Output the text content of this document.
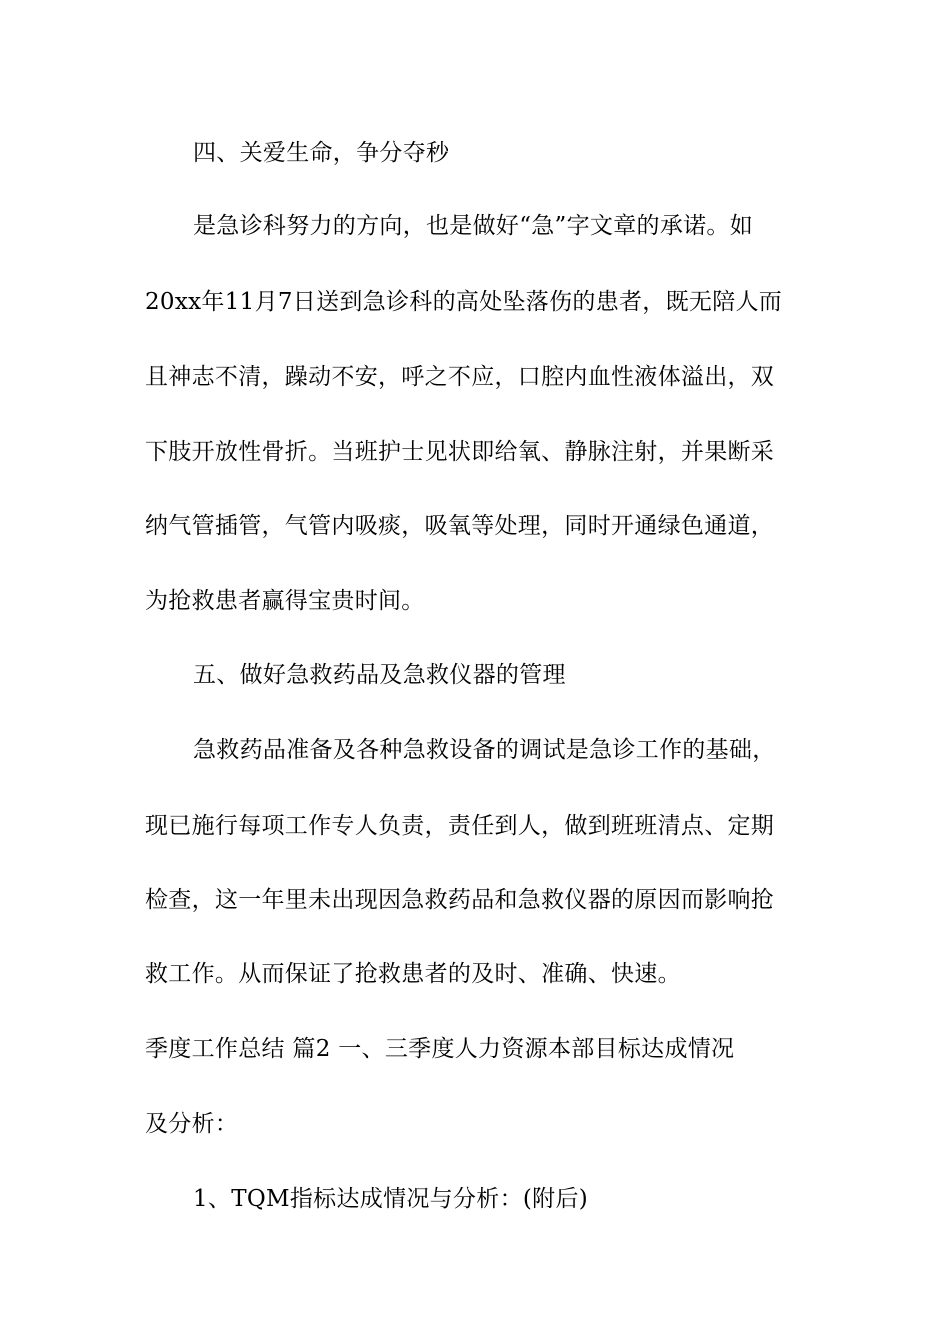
四、关爱生命，争分夺秒
是急诊科努力的方向，也是做好“急”字文章的承诺。如
20xx年11月7日送到急诊科的高处坠落伤的患者，既无陪人而
且神志不清，躁动不安，呼之不应，口腔内血性液体溢出，双
下肢开放性骨折。当班护士见状即给氧、静脉注射，并果断采
纳气管插管，气管内吸痰，吸氧等处理，同时开通绿色通道，
为抢救患者赢得宝贵时间。
五、做好急救药品及急救仪器的管理
急救药品准备及各种急救设备的调试是急诊工作的基础，
现已施行每项工作专人负责，责任到人，做到班班清点、定期
检查，这一年里未出现因急救药品和急救仪器的原因而影响抢
救工作。从而保证了抢救患者的及时、准确、快速。
季度工作总结 篇2 一、三季度人力资源本部目标达成情况
及分析：
1、TQM指标达成情况与分析：(附后)
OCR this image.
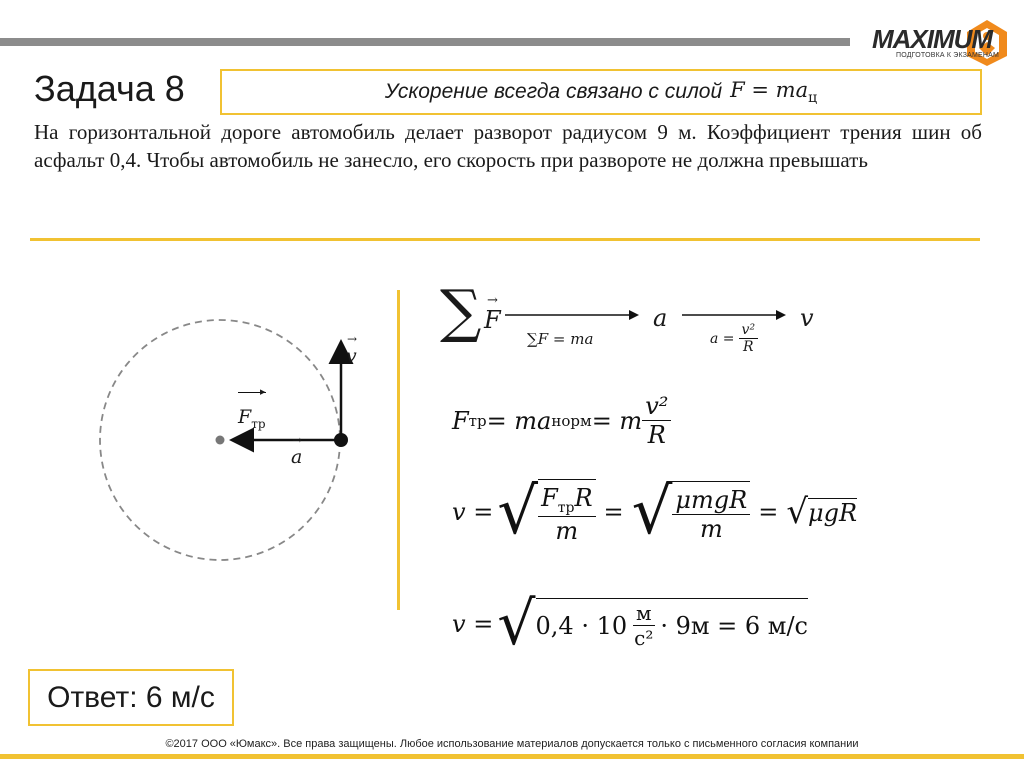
MAXIMUM
ПОДГОТОВКА К ЭКЗАМЕНАМ
Задача 8	Ускорение всегда связано с силой $F = ma_ц$
На горизонтальной дороге автомобиль делает разворот радиусом 9 м. Коэффициент трения шин об асфальт 0,4. Чтобы автомобиль не занесло, его скорость при развороте не должна превышать
→
v
▸
$F_{тр}$
→
a
∑ →
F
∑F = ma
a
$a = \frac{\text{v²}}{R}$
v
F тр = ma норм = m $\frac{\text{v²}}{R}$
v = √ $\frac{F_{тр}R}{m}$ = √ $\frac{\text{μmgR}}{m}$ = √ μgR
v = √ $0,4 \cdot 10 \frac{м}{\text{с²}} \cdot 9м = 6$ м/с
Ответ: 6 м/с
©2017 ООО «Юмакс». Все права защищены. Любое использование материалов допускается только с письменного согласия компании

__________

Print each record exactly as it stands, leaving the images out.

Output the text content of this document.
四、关爱生命，争分夺秒
是急诊科努力的方向，也是做好“急”字文章的承诺。如
20xx年11月7日送到急诊科的高处坠落伤的患者，既无陪人而
且神志不清，躁动不安，呼之不应，口腔内血性液体溢出，双
下肢开放性骨折。当班护士见状即给氧、静脉注射，并果断采
纳气管插管，气管内吸痰，吸氧等处理，同时开通绿色通道，
为抢救患者赢得宝贵时间。
五、做好急救药品及急救仪器的管理
急救药品准备及各种急救设备的调试是急诊工作的基础，
现已施行每项工作专人负责，责任到人，做到班班清点、定期
检查，这一年里未出现因急救药品和急救仪器的原因而影响抢
救工作。从而保证了抢救患者的及时、准确、快速。
季度工作总结 篇2 一、三季度人力资源本部目标达成情况
及分析：
1、TQM指标达成情况与分析：(附后)
OCR this image.
MAXIMUM
ПОДГОТОВКА К ЭКЗАМЕНАМ
Задача 8	Ускорение всегда связано с силой $F = ma_ц$
На горизонтальной дороге автомобиль делает разворот радиусом 9 м. Коэффициент трения шин об асфальт 0,4. Чтобы автомобиль не занесло, его скорость при развороте не должна превышать
→
v
▸
$F_{тр}$
→
a
∑ →
F
∑F = ma
a
$a = \frac{\text{v²}}{R}$
v
F тр = ma норм = m $\frac{\text{v²}}{R}$
v = √ $\frac{F_{тр}R}{m}$ = √ $\frac{\text{μmgR}}{m}$ = √ μgR
v = √ $0,4 \cdot 10 \frac{м}{\text{с²}} \cdot 9м = 6$ м/с
Ответ: 6 м/с
©2017 ООО «Юмакс». Все права защищены. Любое использование материалов допускается только с письменного согласия компании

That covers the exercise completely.